> Exercise requirements: Read the data and repeat all of it exactly.
## BEGIN Material provided
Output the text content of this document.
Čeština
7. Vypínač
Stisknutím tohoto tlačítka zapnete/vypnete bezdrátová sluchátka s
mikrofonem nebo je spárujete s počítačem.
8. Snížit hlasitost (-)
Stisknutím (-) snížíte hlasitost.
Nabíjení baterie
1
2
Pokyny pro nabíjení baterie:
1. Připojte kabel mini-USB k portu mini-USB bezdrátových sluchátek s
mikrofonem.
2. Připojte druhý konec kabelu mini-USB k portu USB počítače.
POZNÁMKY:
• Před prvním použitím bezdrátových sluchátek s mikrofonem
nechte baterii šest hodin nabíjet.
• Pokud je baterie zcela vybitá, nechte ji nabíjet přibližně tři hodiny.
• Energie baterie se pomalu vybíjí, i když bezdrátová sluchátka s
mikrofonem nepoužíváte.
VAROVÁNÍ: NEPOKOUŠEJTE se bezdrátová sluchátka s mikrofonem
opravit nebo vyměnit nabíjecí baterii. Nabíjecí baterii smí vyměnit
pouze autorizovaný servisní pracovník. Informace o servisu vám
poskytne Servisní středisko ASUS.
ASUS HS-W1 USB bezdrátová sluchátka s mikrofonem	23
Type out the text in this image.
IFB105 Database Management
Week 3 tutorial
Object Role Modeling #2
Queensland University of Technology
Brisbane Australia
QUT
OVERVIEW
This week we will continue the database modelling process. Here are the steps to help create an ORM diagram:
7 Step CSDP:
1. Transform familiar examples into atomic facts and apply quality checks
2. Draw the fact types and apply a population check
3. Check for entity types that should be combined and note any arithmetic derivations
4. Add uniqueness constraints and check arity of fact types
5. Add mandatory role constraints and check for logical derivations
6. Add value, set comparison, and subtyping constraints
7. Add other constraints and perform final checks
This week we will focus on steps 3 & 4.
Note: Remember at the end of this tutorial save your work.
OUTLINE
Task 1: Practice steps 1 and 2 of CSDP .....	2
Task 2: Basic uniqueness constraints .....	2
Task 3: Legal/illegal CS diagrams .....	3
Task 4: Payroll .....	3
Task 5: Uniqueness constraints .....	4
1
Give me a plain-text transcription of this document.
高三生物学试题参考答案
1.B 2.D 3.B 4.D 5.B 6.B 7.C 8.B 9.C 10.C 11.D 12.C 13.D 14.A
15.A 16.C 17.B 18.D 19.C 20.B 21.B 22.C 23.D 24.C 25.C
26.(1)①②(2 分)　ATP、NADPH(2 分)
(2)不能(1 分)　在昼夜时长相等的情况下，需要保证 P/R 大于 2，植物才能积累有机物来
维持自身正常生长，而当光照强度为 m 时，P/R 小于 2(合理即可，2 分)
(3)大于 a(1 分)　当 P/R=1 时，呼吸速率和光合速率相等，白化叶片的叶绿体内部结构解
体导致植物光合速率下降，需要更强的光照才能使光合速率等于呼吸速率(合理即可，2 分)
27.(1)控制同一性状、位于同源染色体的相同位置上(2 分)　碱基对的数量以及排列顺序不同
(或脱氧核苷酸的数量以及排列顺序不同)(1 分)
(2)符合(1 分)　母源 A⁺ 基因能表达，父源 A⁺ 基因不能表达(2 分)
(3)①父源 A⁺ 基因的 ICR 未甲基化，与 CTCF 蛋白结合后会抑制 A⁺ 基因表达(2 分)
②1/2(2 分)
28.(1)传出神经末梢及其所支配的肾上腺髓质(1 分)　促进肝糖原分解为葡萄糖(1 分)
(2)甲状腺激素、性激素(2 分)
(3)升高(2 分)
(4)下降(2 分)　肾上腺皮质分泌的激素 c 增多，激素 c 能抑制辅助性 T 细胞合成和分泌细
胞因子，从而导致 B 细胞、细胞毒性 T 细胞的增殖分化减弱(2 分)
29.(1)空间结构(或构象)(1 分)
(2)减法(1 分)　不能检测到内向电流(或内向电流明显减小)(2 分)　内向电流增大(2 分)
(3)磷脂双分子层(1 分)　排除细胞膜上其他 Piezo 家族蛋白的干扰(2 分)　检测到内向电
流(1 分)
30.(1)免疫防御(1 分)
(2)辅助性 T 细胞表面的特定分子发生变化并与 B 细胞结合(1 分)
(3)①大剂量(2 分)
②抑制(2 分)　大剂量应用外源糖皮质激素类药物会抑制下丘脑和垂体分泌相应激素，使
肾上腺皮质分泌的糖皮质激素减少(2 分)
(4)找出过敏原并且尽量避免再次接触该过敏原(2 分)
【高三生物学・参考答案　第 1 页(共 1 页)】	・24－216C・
## END Material provided
> Correct response:
Output the text content of this document.
Čeština
7. Vypínač
Stisknutím tohoto tlačítka zapnete/vypnete bezdrátová sluchátka s
mikrofonem nebo je spárujete s počítačem.
8. Snížit hlasitost (-)
Stisknutím (-) snížíte hlasitost.
Nabíjení baterie
1
2
Pokyny pro nabíjení baterie:
1. Připojte kabel mini-USB k portu mini-USB bezdrátových sluchátek s
mikrofonem.
2. Připojte druhý konec kabelu mini-USB k portu USB počítače.
POZNÁMKY:
• Před prvním použitím bezdrátových sluchátek s mikrofonem
nechte baterii šest hodin nabíjet.
• Pokud je baterie zcela vybitá, nechte ji nabíjet přibližně tři hodiny.
• Energie baterie se pomalu vybíjí, i když bezdrátová sluchátka s
mikrofonem nepoužíváte.
VAROVÁNÍ: NEPOKOUŠEJTE se bezdrátová sluchátka s mikrofonem
opravit nebo vyměnit nabíjecí baterii. Nabíjecí baterii smí vyměnit
pouze autorizovaný servisní pracovník. Informace o servisu vám
poskytne Servisní středisko ASUS.
ASUS HS-W1 USB bezdrátová sluchátka s mikrofonem	23
Type out the text in this image.
IFB105 Database Management
Week 3 tutorial
Object Role Modeling #2
Queensland University of Technology
Brisbane Australia
QUT
OVERVIEW
This week we will continue the database modelling process. Here are the steps to help create an ORM diagram:
7 Step CSDP:
1. Transform familiar examples into atomic facts and apply quality checks
2. Draw the fact types and apply a population check
3. Check for entity types that should be combined and note any arithmetic derivations
4. Add uniqueness constraints and check arity of fact types
5. Add mandatory role constraints and check for logical derivations
6. Add value, set comparison, and subtyping constraints
7. Add other constraints and perform final checks
This week we will focus on steps 3 & 4.
Note: Remember at the end of this tutorial save your work.
OUTLINE
Task 1: Practice steps 1 and 2 of CSDP .....	2
Task 2: Basic uniqueness constraints .....	2
Task 3: Legal/illegal CS diagrams .....	3
Task 4: Payroll .....	3
Task 5: Uniqueness constraints .....	4
1
Give me a plain-text transcription of this document.
高三生物学试题参考答案
1.B 2.D 3.B 4.D 5.B 6.B 7.C 8.B 9.C 10.C 11.D 12.C 13.D 14.A
15.A 16.C 17.B 18.D 19.C 20.B 21.B 22.C 23.D 24.C 25.C
26.(1)①②(2 分)　ATP、NADPH(2 分)
(2)不能(1 分)　在昼夜时长相等的情况下，需要保证 P/R 大于 2，植物才能积累有机物来
维持自身正常生长，而当光照强度为 m 时，P/R 小于 2(合理即可，2 分)
(3)大于 a(1 分)　当 P/R=1 时，呼吸速率和光合速率相等，白化叶片的叶绿体内部结构解
体导致植物光合速率下降，需要更强的光照才能使光合速率等于呼吸速率(合理即可，2 分)
27.(1)控制同一性状、位于同源染色体的相同位置上(2 分)　碱基对的数量以及排列顺序不同
(或脱氧核苷酸的数量以及排列顺序不同)(1 分)
(2)符合(1 分)　母源 A⁺ 基因能表达，父源 A⁺ 基因不能表达(2 分)
(3)①父源 A⁺ 基因的 ICR 未甲基化，与 CTCF 蛋白结合后会抑制 A⁺ 基因表达(2 分)
②1/2(2 分)
28.(1)传出神经末梢及其所支配的肾上腺髓质(1 分)　促进肝糖原分解为葡萄糖(1 分)
(2)甲状腺激素、性激素(2 分)
(3)升高(2 分)
(4)下降(2 分)　肾上腺皮质分泌的激素 c 增多，激素 c 能抑制辅助性 T 细胞合成和分泌细
胞因子，从而导致 B 细胞、细胞毒性 T 细胞的增殖分化减弱(2 分)
29.(1)空间结构(或构象)(1 分)
(2)减法(1 分)　不能检测到内向电流(或内向电流明显减小)(2 分)　内向电流增大(2 分)
(3)磷脂双分子层(1 分)　排除细胞膜上其他 Piezo 家族蛋白的干扰(2 分)　检测到内向电
流(1 分)
30.(1)免疫防御(1 分)
(2)辅助性 T 细胞表面的特定分子发生变化并与 B 细胞结合(1 分)
(3)①大剂量(2 分)
②抑制(2 分)　大剂量应用外源糖皮质激素类药物会抑制下丘脑和垂体分泌相应激素，使
肾上腺皮质分泌的糖皮质激素减少(2 分)
(4)找出过敏原并且尽量避免再次接触该过敏原(2 分)
【高三生物学・参考答案　第 1 页(共 1 页)】	・24－216C・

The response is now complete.